Problem requirements
Please transcribe the data below exactly. Leave the pictures out.

──────────────────────────────

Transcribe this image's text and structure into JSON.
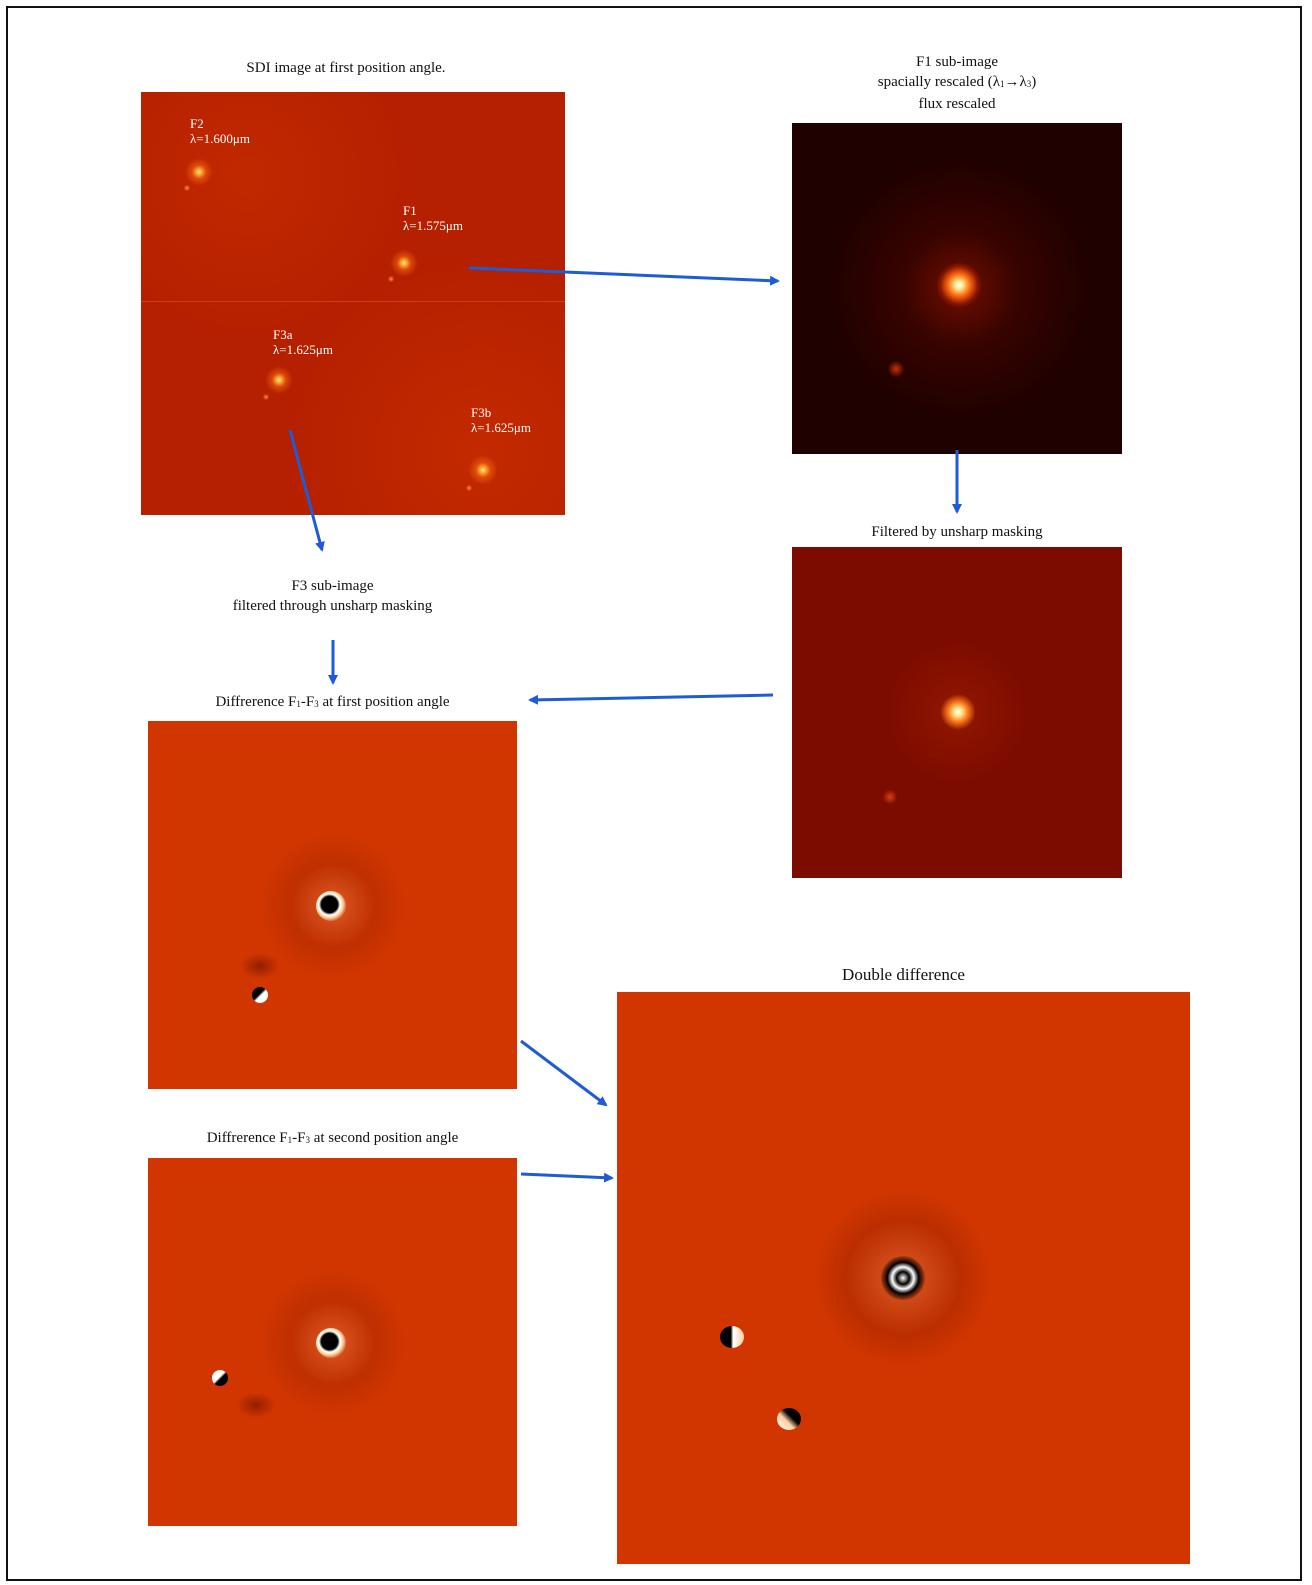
{
  "colors": {
    "frame": "#111111",
    "arrow": "#1f5bd6",
    "sdi_bg": "#b52000",
    "subimage_bg": "#1f0100",
    "filtered_bg": "#7d0c00",
    "difference_bg": "#d13600"
  },
  "sdi": {
    "caption": "SDI image at first position angle.",
    "labels": {
      "f2": {
        "name": "F2",
        "wave": "λ=1.600μm"
      },
      "f1": {
        "name": "F1",
        "wave": "λ=1.575μm"
      },
      "f3a": {
        "name": "F3a",
        "wave": "λ=1.625μm"
      },
      "f3b": {
        "name": "F3b",
        "wave": "λ=1.625μm"
      }
    }
  },
  "f1_sub": {
    "line1": "F1 sub-image",
    "line2_pre": "spacially rescaled (λ",
    "line2_s1": "1",
    "line2_mid": "→λ",
    "line2_s2": "3",
    "line2_post": ")",
    "line3": "flux rescaled"
  },
  "filtered": {
    "caption": "Filtered by unsharp masking"
  },
  "f3_sub": {
    "line1": "F3 sub-image",
    "line2": "filtered through unsharp masking"
  },
  "diff1": {
    "pre": "Diffrerence F",
    "s1": "1",
    "mid": "-F",
    "s2": "3",
    "post": " at first position angle"
  },
  "diff2": {
    "pre": "Diffrerence F",
    "s1": "1",
    "mid": "-F",
    "s2": "3",
    "post": " at second  position angle"
  },
  "double": {
    "caption": "Double difference"
  }
}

──────────────────────────────

Response to this task
Transcribe this image's text and structure into JSON.
{
  "colors": {
    "frame": "#111111",
    "arrow": "#1f5bd6",
    "sdi_bg": "#b52000",
    "subimage_bg": "#1f0100",
    "filtered_bg": "#7d0c00",
    "difference_bg": "#d13600"
  },
  "sdi": {
    "caption": "SDI image at first position angle.",
    "labels": {
      "f2": {
        "name": "F2",
        "wave": "λ=1.600μm"
      },
      "f1": {
        "name": "F1",
        "wave": "λ=1.575μm"
      },
      "f3a": {
        "name": "F3a",
        "wave": "λ=1.625μm"
      },
      "f3b": {
        "name": "F3b",
        "wave": "λ=1.625μm"
      }
    }
  },
  "f1_sub": {
    "line1": "F1 sub-image",
    "line2_pre": "spacially rescaled (λ",
    "line2_s1": "1",
    "line2_mid": "→λ",
    "line2_s2": "3",
    "line2_post": ")",
    "line3": "flux rescaled"
  },
  "filtered": {
    "caption": "Filtered by unsharp masking"
  },
  "f3_sub": {
    "line1": "F3 sub-image",
    "line2": "filtered through unsharp masking"
  },
  "diff1": {
    "pre": "Diffrerence F",
    "s1": "1",
    "mid": "-F",
    "s2": "3",
    "post": " at first position angle"
  },
  "diff2": {
    "pre": "Diffrerence F",
    "s1": "1",
    "mid": "-F",
    "s2": "3",
    "post": " at second  position angle"
  },
  "double": {
    "caption": "Double difference"
  }
}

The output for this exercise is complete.